---------- THE RECORDS

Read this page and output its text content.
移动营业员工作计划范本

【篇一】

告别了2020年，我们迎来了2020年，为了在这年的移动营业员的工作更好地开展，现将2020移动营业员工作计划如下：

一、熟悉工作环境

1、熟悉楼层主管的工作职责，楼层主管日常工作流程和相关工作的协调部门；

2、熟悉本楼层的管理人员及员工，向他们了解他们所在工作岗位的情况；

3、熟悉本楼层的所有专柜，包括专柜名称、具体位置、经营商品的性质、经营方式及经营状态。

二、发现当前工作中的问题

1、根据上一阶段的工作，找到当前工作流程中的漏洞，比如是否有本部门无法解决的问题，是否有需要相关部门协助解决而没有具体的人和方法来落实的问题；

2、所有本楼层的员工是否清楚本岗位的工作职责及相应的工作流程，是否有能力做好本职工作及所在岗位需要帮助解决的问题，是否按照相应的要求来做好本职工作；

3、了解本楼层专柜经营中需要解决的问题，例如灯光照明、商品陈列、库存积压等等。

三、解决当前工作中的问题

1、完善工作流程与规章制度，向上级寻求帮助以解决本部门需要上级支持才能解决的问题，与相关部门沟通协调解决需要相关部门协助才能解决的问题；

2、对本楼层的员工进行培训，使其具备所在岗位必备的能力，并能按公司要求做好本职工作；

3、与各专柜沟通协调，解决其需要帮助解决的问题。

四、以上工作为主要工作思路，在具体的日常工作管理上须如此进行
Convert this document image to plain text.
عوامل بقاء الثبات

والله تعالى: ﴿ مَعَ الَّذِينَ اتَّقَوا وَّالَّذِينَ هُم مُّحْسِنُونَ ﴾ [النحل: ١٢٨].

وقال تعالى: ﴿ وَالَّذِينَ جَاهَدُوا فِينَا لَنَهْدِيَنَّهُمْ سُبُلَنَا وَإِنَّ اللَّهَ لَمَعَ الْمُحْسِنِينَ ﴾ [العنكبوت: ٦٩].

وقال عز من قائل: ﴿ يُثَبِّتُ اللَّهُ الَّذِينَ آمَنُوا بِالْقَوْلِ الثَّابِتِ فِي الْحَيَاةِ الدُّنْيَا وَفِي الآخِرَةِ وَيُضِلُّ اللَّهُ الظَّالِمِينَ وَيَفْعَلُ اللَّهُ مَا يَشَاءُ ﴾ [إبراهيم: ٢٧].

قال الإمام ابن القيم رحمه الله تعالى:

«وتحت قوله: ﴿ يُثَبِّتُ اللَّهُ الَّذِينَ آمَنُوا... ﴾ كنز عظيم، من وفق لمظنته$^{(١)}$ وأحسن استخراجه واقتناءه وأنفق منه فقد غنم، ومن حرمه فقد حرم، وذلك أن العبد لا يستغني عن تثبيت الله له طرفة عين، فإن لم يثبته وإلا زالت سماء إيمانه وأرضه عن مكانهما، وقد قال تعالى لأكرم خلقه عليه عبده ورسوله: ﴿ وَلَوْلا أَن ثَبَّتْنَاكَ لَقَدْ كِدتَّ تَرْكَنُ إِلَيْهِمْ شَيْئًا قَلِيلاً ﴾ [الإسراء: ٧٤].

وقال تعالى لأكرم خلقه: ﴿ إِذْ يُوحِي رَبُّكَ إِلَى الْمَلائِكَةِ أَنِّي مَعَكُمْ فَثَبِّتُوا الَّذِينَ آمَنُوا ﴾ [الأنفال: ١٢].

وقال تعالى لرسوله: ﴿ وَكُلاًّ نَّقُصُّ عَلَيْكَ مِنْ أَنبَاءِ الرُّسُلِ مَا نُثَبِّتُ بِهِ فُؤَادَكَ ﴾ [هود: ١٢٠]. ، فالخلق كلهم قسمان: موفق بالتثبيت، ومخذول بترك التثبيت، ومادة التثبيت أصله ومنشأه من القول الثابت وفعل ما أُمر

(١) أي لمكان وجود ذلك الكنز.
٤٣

--------------------

DIRECTIONS FOR THIS TASK
Above are entries; state the number of lines among them that contain "text", and nothing else.

RESPONSE TO THIS EXERCISE
2